Task details: All of the entries must be reproduced exactly, with no images carried over.

═══ Exercise materials

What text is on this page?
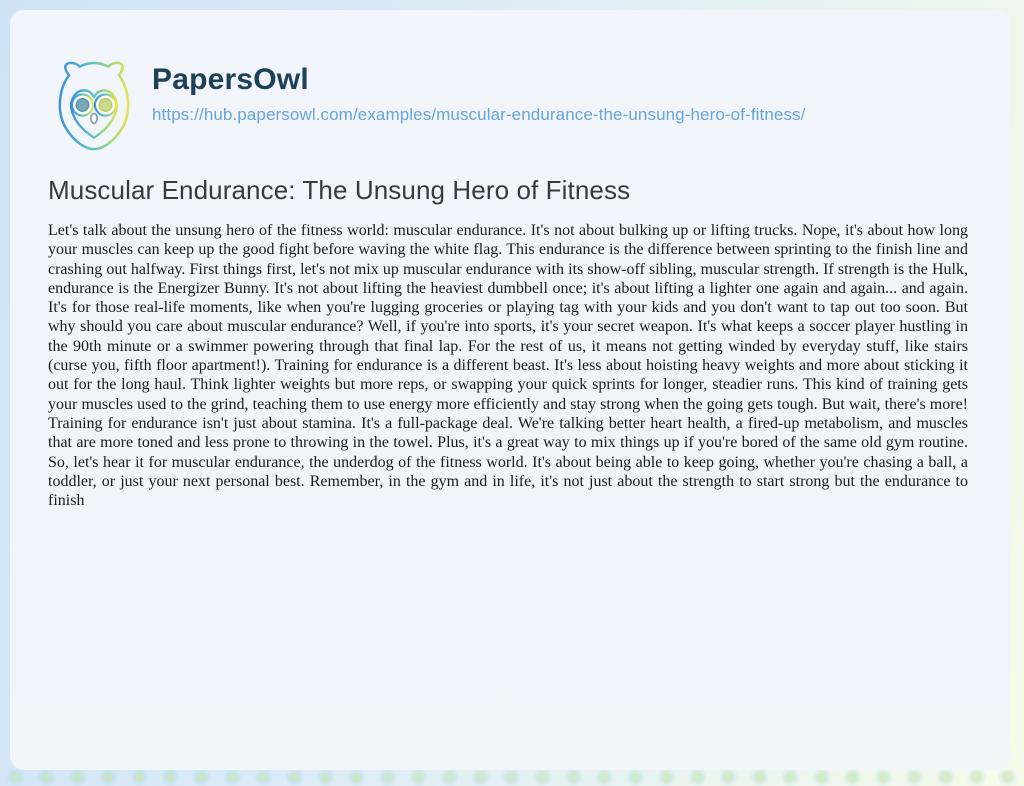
PapersOwl
https://hub.papersowl.com/examples/muscular-endurance-the-unsung-hero-of-fitness/
Muscular Endurance: The Unsung Hero of Fitness

Let's talk about the unsung hero of the fitness world: muscular endurance. It's not about bulking up or lifting trucks. Nope, it's about how long your muscles can keep up the good fight before waving the white flag. This endurance is the difference between sprinting to the finish line and crashing out halfway. First things first, let's not mix up muscular endurance with its show-off sibling, muscular strength. If strength is the Hulk, endurance is the Energizer Bunny. It's not about lifting the heaviest dumbbell once; it's about lifting a lighter one again and again... and again. It's for those real-life moments, like when you're lugging groceries or playing tag with your kids and you don't want to tap out too soon. But why should you care about muscular endurance? Well, if you're into sports, it's your secret weapon. It's what keeps a soccer player hustling in the 90th minute or a swimmer powering through that final lap. For the rest of us, it means not getting winded by everyday stuff, like stairs (curse you, fifth floor apartment!). Training for endurance is a different beast. It's less about hoisting heavy weights and more about sticking it out for the long haul. Think lighter weights but more reps, or swapping your quick sprints for longer, steadier runs. This kind of training gets your muscles used to the grind, teaching them to use energy more efficiently and stay strong when the going gets tough. But wait, there's more! Training for endurance isn't just about stamina. It's a full-package deal. We're talking better heart health, a fired-up metabolism, and muscles that are more toned and less prone to throwing in the towel. Plus, it's a great way to mix things up if you're bored of the same old gym routine. So, let's hear it for muscular endurance, the underdog of the fitness world. It's about being able to keep going, whether you're chasing a ball, a toddler, or just your next personal best. Remember, in the gym and in life, it's not just about the strength to start strong but the endurance to finish
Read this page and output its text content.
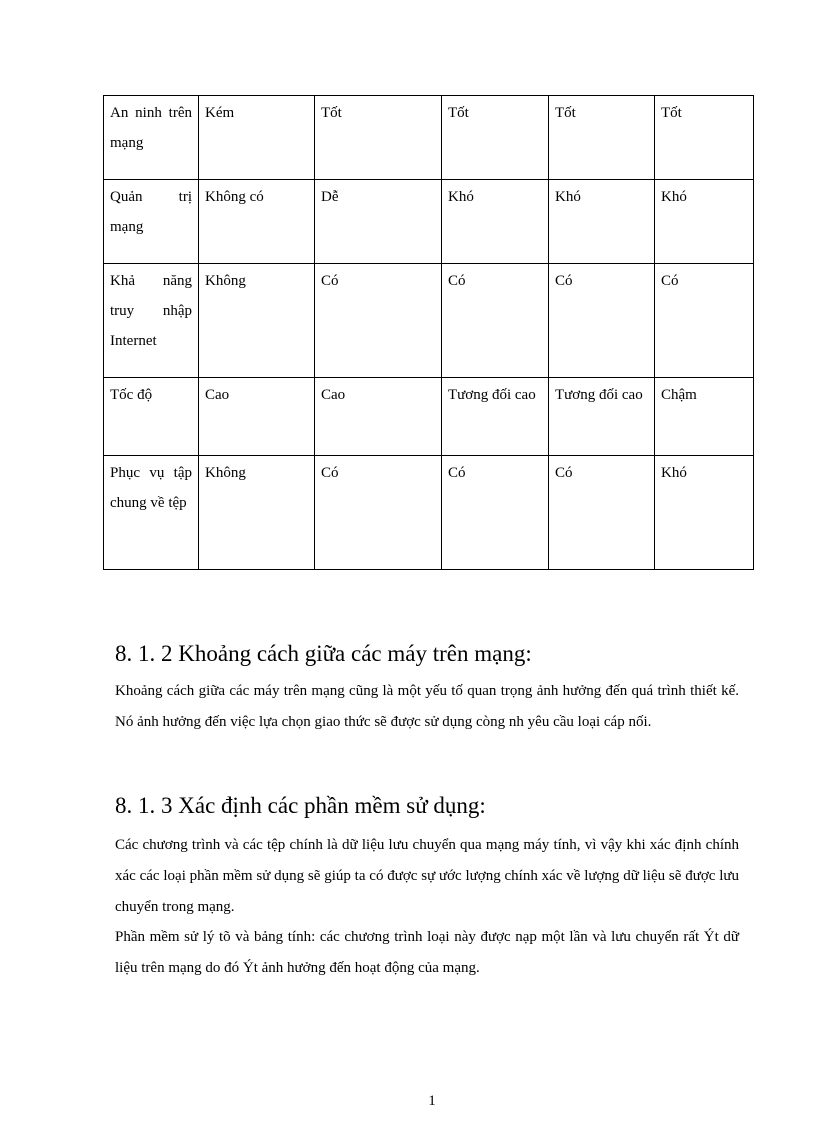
An ninh trên mạng	Kém	Tốt	Tốt	Tốt	Tốt
Quản trị mạng	Không có	Dễ	Khó	Khó	Khó
Khả năng truy nhập Internet	Không	Có	Có	Có	Có
Tốc độ	Cao	Cao	Tương đối cao	Tương đối cao	Chậm
Phục vụ tập chung về tệp	Không	Có	Có	Có	Khó
8. 1. 2 Khoảng cách giữa các máy trên mạng:

Khoảng cách giữa các máy trên mạng cũng là một yếu tố quan trọng ảnh hưởng đến quá trình thiết kế. Nó ảnh hưởng đến việc lựa chọn giao thức sẽ được sử dụng còng nh yêu cầu loại cáp nối.

8. 1. 3 Xác định các phần mềm sử dụng:

Các chương trình và các tệp chính là dữ liệu lưu chuyển qua mạng máy tính, vì vậy khi xác định chính xác các loại phần mềm sử dụng sẽ giúp ta có được sự ước lượng chính xác về lượng dữ liệu sẽ được lưu chuyển trong mạng.

Phần mềm sử lý tõ và bảng tính: các chương trình loại này được nạp một lần và lưu chuyển rất Ýt dữ liệu trên mạng do đó Ýt ảnh hưởng đến hoạt động của mạng.

1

══════

Task answer:
What text is on this page?
PapersOwl
https://hub.papersowl.com/examples/muscular-endurance-the-unsung-hero-of-fitness/
Muscular Endurance: The Unsung Hero of Fitness

Let's talk about the unsung hero of the fitness world: muscular endurance. It's not about bulking up or lifting trucks. Nope, it's about how long your muscles can keep up the good fight before waving the white flag. This endurance is the difference between sprinting to the finish line and crashing out halfway. First things first, let's not mix up muscular endurance with its show-off sibling, muscular strength. If strength is the Hulk, endurance is the Energizer Bunny. It's not about lifting the heaviest dumbbell once; it's about lifting a lighter one again and again... and again. It's for those real-life moments, like when you're lugging groceries or playing tag with your kids and you don't want to tap out too soon. But why should you care about muscular endurance? Well, if you're into sports, it's your secret weapon. It's what keeps a soccer player hustling in the 90th minute or a swimmer powering through that final lap. For the rest of us, it means not getting winded by everyday stuff, like stairs (curse you, fifth floor apartment!). Training for endurance is a different beast. It's less about hoisting heavy weights and more about sticking it out for the long haul. Think lighter weights but more reps, or swapping your quick sprints for longer, steadier runs. This kind of training gets your muscles used to the grind, teaching them to use energy more efficiently and stay strong when the going gets tough. But wait, there's more! Training for endurance isn't just about stamina. It's a full-package deal. We're talking better heart health, a fired-up metabolism, and muscles that are more toned and less prone to throwing in the towel. Plus, it's a great way to mix things up if you're bored of the same old gym routine. So, let's hear it for muscular endurance, the underdog of the fitness world. It's about being able to keep going, whether you're chasing a ball, a toddler, or just your next personal best. Remember, in the gym and in life, it's not just about the strength to start strong but the endurance to finish
Read this page and output its text content.
An ninh trên mạng	Kém	Tốt	Tốt	Tốt	Tốt
Quản trị mạng	Không có	Dễ	Khó	Khó	Khó
Khả năng truy nhập Internet	Không	Có	Có	Có	Có
Tốc độ	Cao	Cao	Tương đối cao	Tương đối cao	Chậm
Phục vụ tập chung về tệp	Không	Có	Có	Có	Khó
8. 1. 2 Khoảng cách giữa các máy trên mạng:

Khoảng cách giữa các máy trên mạng cũng là một yếu tố quan trọng ảnh hưởng đến quá trình thiết kế. Nó ảnh hưởng đến việc lựa chọn giao thức sẽ được sử dụng còng nh yêu cầu loại cáp nối.

8. 1. 3 Xác định các phần mềm sử dụng:

Các chương trình và các tệp chính là dữ liệu lưu chuyển qua mạng máy tính, vì vậy khi xác định chính xác các loại phần mềm sử dụng sẽ giúp ta có được sự ước lượng chính xác về lượng dữ liệu sẽ được lưu chuyển trong mạng.

Phần mềm sử lý tõ và bảng tính: các chương trình loại này được nạp một lần và lưu chuyển rất Ýt dữ liệu trên mạng do đó Ýt ảnh hưởng đến hoạt động của mạng.

1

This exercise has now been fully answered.